Go through the entries below and write each one out exactly.

* _Record set_
------------------------------------------------------------------------
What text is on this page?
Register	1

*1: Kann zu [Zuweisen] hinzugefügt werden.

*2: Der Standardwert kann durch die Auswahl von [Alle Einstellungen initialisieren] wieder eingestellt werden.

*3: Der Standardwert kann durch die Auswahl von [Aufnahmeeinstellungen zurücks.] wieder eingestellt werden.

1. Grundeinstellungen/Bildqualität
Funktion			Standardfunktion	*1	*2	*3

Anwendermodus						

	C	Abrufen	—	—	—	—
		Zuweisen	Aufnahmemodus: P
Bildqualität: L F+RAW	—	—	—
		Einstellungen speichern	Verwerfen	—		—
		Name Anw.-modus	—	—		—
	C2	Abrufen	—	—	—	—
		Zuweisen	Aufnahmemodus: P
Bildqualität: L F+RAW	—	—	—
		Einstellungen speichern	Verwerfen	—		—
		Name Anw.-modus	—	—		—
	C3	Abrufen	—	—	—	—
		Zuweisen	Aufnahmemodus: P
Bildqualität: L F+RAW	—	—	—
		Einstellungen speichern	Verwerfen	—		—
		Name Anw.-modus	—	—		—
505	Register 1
------------------------------------------------------------------------
* _Written response_
What text is on this page?
Register	1

*1: Kann zu [Zuweisen] hinzugefügt werden.

*2: Der Standardwert kann durch die Auswahl von [Alle Einstellungen initialisieren] wieder eingestellt werden.

*3: Der Standardwert kann durch die Auswahl von [Aufnahmeeinstellungen zurücks.] wieder eingestellt werden.

1. Grundeinstellungen/Bildqualität
Funktion			Standardfunktion	*1	*2	*3

Anwendermodus						

	C	Abrufen	—	—	—	—
		Zuweisen	Aufnahmemodus: P
Bildqualität: L F+RAW	—	—	—
		Einstellungen speichern	Verwerfen	—		—
		Name Anw.-modus	—	—		—
	C2	Abrufen	—	—	—	—
		Zuweisen	Aufnahmemodus: P
Bildqualität: L F+RAW	—	—	—
		Einstellungen speichern	Verwerfen	—		—
		Name Anw.-modus	—	—		—
	C3	Abrufen	—	—	—	—
		Zuweisen	Aufnahmemodus: P
Bildqualität: L F+RAW	—	—	—
		Einstellungen speichern	Verwerfen	—		—
		Name Anw.-modus	—	—		—
505	Register 1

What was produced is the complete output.